* _EXERCISE DIRECTIONS_: Pick out the lines below that contain the string "Elenco" and copy them all.

Items from a data source:
-- Begin --

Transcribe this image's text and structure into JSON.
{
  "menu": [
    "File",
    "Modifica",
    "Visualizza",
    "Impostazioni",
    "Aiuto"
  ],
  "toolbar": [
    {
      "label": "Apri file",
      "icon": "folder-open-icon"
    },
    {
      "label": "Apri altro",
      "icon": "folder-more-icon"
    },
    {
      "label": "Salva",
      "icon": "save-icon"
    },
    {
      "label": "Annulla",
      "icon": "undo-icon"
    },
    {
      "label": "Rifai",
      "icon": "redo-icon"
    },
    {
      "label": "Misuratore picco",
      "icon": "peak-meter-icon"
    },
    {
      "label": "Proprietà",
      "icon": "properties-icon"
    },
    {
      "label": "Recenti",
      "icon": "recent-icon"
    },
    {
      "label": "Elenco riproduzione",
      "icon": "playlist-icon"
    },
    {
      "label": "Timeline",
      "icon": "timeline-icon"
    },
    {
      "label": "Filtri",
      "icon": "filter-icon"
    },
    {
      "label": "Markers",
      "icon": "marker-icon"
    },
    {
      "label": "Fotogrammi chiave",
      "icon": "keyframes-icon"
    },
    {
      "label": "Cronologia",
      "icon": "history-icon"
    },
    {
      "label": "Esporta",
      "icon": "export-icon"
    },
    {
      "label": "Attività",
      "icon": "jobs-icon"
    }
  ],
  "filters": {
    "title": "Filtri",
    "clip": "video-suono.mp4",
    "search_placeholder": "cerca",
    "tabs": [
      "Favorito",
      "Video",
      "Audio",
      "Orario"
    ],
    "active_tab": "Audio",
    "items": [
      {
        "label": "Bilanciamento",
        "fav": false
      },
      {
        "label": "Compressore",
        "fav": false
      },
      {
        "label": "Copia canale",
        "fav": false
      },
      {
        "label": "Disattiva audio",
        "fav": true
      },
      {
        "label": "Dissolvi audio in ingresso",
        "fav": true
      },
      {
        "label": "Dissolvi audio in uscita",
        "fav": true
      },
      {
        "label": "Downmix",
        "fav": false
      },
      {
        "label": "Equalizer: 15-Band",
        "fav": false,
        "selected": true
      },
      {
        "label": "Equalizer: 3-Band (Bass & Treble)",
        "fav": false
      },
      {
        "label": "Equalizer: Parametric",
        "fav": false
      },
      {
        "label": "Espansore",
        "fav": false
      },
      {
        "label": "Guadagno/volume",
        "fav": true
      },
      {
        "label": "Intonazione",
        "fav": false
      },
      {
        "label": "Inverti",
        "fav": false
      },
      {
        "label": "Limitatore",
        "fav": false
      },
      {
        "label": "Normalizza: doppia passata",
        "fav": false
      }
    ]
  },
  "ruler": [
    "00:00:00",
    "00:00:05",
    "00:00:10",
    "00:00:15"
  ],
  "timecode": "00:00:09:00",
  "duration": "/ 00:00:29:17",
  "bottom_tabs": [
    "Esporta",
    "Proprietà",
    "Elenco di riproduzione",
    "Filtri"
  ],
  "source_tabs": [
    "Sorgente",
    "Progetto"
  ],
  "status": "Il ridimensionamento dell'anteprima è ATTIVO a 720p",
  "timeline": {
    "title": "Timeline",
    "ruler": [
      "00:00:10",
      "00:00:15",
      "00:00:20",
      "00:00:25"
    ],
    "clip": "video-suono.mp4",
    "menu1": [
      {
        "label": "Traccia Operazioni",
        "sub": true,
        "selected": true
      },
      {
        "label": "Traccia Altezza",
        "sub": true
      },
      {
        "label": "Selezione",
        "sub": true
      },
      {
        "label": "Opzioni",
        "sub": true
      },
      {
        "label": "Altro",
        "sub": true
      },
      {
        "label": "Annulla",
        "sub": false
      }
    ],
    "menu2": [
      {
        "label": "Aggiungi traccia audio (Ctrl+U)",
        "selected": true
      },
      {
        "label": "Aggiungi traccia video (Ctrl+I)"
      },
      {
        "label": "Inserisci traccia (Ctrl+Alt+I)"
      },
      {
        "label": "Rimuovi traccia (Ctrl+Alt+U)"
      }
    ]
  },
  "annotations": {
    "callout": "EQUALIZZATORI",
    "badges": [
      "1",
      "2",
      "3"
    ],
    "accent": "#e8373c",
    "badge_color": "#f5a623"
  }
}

-- End --

* _TASK RESULT_:
      "label": "Elenco riproduzione",
    "Elenco di riproduzione",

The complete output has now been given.